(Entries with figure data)
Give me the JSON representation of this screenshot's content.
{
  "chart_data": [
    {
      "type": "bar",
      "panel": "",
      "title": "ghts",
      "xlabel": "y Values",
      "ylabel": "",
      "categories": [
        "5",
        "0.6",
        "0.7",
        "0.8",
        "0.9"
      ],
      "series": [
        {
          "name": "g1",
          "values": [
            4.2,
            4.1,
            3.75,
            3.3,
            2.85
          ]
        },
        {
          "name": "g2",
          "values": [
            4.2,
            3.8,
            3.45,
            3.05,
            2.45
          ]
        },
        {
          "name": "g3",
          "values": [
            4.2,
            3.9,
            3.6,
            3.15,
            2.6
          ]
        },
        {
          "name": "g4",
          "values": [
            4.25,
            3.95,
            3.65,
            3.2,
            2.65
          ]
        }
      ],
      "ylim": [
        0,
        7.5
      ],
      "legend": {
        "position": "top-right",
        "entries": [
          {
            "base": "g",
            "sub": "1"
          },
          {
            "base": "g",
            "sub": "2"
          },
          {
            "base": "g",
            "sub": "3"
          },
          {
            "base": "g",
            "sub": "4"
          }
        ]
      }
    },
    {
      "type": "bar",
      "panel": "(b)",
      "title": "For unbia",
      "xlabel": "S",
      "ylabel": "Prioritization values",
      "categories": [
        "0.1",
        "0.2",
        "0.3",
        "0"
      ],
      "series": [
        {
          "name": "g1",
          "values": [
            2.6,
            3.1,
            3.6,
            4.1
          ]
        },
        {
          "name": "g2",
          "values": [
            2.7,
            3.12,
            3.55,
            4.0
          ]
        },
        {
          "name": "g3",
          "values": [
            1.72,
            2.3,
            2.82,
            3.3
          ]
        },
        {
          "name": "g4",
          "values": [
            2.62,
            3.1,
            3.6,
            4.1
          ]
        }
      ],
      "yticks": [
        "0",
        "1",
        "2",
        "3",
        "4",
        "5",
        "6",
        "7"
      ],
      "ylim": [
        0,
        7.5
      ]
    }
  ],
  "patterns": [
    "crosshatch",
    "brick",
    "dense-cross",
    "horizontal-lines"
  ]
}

__Task__: Repeat the material above in full, quoting it exactly.

__Result for this exercise__:
Give me the JSON representation of this screenshot's content.
{
  "chart_data": [
    {
      "type": "bar",
      "panel": "",
      "title": "ghts",
      "xlabel": "y Values",
      "ylabel": "",
      "categories": [
        "5",
        "0.6",
        "0.7",
        "0.8",
        "0.9"
      ],
      "series": [
        {
          "name": "g1",
          "values": [
            4.2,
            4.1,
            3.75,
            3.3,
            2.85
          ]
        },
        {
          "name": "g2",
          "values": [
            4.2,
            3.8,
            3.45,
            3.05,
            2.45
          ]
        },
        {
          "name": "g3",
          "values": [
            4.2,
            3.9,
            3.6,
            3.15,
            2.6
          ]
        },
        {
          "name": "g4",
          "values": [
            4.25,
            3.95,
            3.65,
            3.2,
            2.65
          ]
        }
      ],
      "ylim": [
        0,
        7.5
      ],
      "legend": {
        "position": "top-right",
        "entries": [
          {
            "base": "g",
            "sub": "1"
          },
          {
            "base": "g",
            "sub": "2"
          },
          {
            "base": "g",
            "sub": "3"
          },
          {
            "base": "g",
            "sub": "4"
          }
        ]
      }
    },
    {
      "type": "bar",
      "panel": "(b)",
      "title": "For unbia",
      "xlabel": "S",
      "ylabel": "Prioritization values",
      "categories": [
        "0.1",
        "0.2",
        "0.3",
        "0"
      ],
      "series": [
        {
          "name": "g1",
          "values": [
            2.6,
            3.1,
            3.6,
            4.1
          ]
        },
        {
          "name": "g2",
          "values": [
            2.7,
            3.12,
            3.55,
            4.0
          ]
        },
        {
          "name": "g3",
          "values": [
            1.72,
            2.3,
            2.82,
            3.3
          ]
        },
        {
          "name": "g4",
          "values": [
            2.62,
            3.1,
            3.6,
            4.1
          ]
        }
      ],
      "yticks": [
        "0",
        "1",
        "2",
        "3",
        "4",
        "5",
        "6",
        "7"
      ],
      "ylim": [
        0,
        7.5
      ]
    }
  ],
  "patterns": [
    "crosshatch",
    "brick",
    "dense-cross",
    "horizontal-lines"
  ]
}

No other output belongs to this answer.